Find the lines holding the string "不符合题意" in the data, then copy all of them.
>> Begin LISTING
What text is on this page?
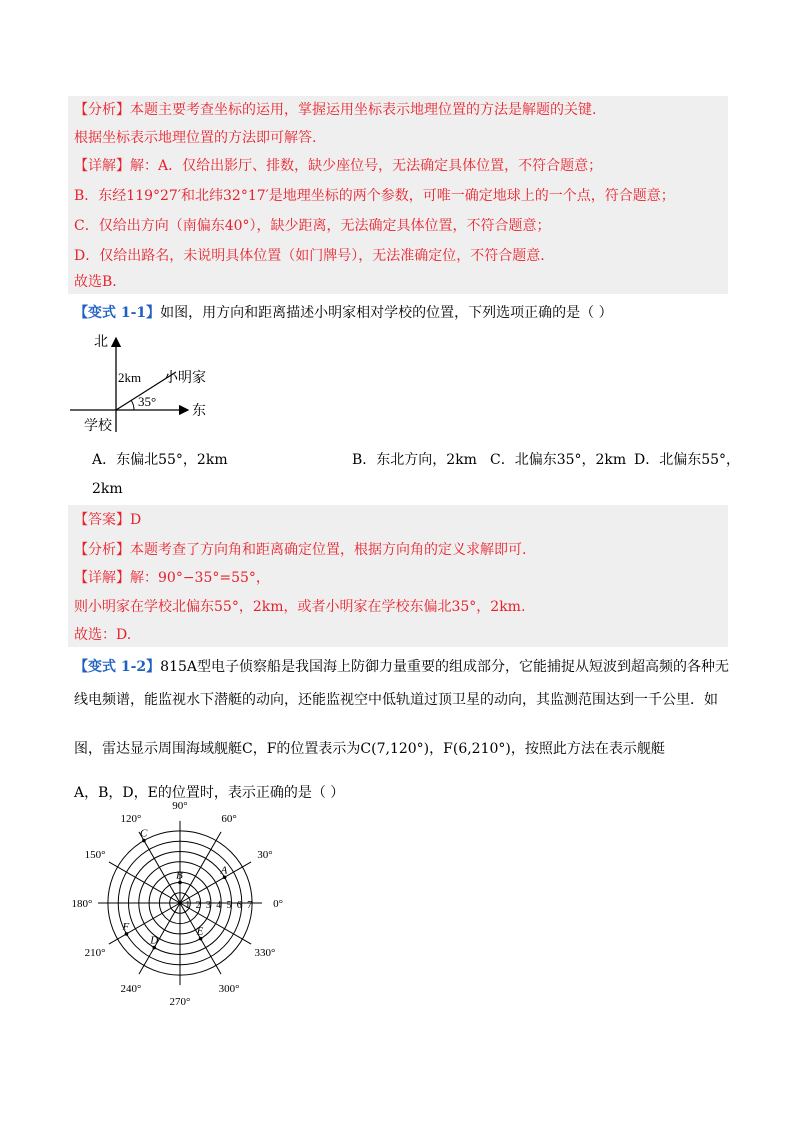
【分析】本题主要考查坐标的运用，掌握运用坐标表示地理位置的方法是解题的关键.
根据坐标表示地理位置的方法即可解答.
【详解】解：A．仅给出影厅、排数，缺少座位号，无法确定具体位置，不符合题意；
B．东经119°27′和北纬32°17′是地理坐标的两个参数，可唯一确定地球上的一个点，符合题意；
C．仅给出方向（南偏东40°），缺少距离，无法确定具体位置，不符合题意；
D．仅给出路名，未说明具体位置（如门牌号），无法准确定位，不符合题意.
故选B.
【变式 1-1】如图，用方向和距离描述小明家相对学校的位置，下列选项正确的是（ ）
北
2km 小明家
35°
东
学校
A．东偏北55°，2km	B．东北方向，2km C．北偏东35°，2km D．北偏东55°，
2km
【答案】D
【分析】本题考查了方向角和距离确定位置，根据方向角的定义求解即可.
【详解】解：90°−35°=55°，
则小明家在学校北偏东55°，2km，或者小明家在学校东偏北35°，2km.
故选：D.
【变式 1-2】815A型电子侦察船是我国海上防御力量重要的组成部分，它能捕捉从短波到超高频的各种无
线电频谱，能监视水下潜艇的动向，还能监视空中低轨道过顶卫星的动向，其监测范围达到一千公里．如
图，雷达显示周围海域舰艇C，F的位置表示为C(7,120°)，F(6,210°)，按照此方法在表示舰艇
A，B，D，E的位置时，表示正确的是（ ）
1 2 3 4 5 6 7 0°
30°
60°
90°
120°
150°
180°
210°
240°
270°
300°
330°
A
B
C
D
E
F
>> End LISTING
THE REPLY -
【详解】解：A．仅给出影厅、排数，缺少座位号，无法确定具体位置，不符合题意；
C．仅给出方向（南偏东40°），缺少距离，无法确定具体位置，不符合题意；
D．仅给出路名，未说明具体位置（如门牌号），无法准确定位，不符合题意.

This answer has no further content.